[Task instructions]:
Please go line by line through the material and copy each one containing the word "Hwayang".

[Material for this task]:
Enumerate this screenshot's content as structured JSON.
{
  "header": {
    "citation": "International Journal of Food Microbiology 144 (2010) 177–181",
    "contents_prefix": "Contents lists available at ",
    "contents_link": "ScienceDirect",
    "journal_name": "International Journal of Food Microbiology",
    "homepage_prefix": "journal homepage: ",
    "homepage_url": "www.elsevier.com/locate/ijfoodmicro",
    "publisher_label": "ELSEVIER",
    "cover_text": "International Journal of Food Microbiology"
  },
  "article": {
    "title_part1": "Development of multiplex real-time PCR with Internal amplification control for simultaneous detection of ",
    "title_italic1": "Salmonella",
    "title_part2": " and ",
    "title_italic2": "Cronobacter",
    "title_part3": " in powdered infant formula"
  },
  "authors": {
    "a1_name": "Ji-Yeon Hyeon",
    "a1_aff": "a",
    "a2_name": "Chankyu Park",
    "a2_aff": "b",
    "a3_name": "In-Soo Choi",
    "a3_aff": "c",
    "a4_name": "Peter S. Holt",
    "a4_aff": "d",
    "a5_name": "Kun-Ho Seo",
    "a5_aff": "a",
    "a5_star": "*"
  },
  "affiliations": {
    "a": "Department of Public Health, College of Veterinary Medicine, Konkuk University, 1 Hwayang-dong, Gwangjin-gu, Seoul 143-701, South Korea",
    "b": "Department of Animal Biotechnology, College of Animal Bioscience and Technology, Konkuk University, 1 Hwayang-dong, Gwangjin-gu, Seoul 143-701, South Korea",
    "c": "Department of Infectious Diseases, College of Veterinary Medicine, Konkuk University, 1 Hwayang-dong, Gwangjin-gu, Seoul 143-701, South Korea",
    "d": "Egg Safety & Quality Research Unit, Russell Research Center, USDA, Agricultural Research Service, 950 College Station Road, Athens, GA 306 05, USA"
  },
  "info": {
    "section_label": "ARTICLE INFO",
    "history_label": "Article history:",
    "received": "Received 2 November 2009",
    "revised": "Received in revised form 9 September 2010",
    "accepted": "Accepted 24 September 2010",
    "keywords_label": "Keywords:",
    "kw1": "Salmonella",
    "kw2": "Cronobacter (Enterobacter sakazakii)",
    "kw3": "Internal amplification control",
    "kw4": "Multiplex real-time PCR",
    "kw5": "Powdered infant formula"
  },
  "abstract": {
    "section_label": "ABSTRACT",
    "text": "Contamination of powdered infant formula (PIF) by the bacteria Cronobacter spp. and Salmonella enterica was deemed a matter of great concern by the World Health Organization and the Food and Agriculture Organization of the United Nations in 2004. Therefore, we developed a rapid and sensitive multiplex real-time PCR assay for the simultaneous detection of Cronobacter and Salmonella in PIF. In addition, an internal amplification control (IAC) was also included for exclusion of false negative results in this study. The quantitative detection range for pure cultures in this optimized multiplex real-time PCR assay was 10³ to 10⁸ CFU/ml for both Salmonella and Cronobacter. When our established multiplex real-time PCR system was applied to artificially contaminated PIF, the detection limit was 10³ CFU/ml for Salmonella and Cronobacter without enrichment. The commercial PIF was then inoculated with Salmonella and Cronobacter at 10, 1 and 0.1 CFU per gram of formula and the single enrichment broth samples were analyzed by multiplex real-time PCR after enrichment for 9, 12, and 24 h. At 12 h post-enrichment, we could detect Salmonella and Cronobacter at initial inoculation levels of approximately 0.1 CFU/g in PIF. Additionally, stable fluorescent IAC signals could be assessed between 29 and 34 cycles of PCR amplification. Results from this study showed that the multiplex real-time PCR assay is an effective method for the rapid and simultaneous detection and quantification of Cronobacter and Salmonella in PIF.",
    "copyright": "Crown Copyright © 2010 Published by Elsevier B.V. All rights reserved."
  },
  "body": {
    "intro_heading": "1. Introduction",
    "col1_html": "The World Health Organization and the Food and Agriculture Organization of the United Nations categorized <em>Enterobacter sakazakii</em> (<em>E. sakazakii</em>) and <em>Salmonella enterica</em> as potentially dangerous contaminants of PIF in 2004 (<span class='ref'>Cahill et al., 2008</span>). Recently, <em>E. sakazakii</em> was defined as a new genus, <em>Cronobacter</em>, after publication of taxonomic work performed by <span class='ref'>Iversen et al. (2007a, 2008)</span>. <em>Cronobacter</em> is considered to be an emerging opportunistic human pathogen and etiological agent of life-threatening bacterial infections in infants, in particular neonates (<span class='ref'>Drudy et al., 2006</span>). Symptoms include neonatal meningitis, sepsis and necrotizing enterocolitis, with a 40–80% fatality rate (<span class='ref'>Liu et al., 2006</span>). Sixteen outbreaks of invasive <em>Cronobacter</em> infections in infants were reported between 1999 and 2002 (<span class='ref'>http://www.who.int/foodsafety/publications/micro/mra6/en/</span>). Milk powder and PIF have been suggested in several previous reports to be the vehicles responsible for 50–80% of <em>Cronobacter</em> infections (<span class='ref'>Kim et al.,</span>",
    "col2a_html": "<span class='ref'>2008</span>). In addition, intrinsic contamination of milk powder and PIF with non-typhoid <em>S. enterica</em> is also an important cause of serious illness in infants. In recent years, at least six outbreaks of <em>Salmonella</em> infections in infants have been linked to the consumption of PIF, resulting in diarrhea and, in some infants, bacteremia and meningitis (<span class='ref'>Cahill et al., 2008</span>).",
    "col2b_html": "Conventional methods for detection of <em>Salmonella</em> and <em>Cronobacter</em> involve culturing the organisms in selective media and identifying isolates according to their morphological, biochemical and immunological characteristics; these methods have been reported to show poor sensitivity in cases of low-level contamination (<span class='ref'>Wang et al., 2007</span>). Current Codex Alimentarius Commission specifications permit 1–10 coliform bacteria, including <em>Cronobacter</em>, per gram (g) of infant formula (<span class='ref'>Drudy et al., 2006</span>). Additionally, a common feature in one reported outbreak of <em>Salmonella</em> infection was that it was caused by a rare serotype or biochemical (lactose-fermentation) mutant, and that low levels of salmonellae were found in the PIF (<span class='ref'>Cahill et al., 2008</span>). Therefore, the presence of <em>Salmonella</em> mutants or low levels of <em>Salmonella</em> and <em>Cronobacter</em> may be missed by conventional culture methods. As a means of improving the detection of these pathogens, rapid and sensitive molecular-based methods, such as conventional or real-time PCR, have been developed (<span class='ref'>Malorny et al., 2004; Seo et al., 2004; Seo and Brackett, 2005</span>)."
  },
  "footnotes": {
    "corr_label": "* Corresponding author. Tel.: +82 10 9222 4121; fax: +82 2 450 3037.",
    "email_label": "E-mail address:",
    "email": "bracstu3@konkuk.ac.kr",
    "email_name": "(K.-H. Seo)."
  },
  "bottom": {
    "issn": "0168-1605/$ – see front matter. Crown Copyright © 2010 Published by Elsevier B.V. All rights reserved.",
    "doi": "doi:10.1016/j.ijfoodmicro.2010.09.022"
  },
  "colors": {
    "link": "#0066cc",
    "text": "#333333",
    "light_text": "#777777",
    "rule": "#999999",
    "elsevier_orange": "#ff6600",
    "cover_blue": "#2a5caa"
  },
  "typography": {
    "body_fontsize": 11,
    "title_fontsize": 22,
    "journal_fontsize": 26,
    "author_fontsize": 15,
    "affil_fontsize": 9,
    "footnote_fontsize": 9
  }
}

[Completed task]:
    "a": "Department of Public Health, College of Veterinary Medicine, Konkuk University, 1 Hwayang-dong, Gwangjin-gu, Seoul 143-701, South Korea",
    "b": "Department of Animal Biotechnology, College of Animal Bioscience and Technology, Konkuk University, 1 Hwayang-dong, Gwangjin-gu, Seoul 143-701, South Korea",
    "c": "Department of Infectious Diseases, College of Veterinary Medicine, Konkuk University, 1 Hwayang-dong, Gwangjin-gu, Seoul 143-701, South Korea",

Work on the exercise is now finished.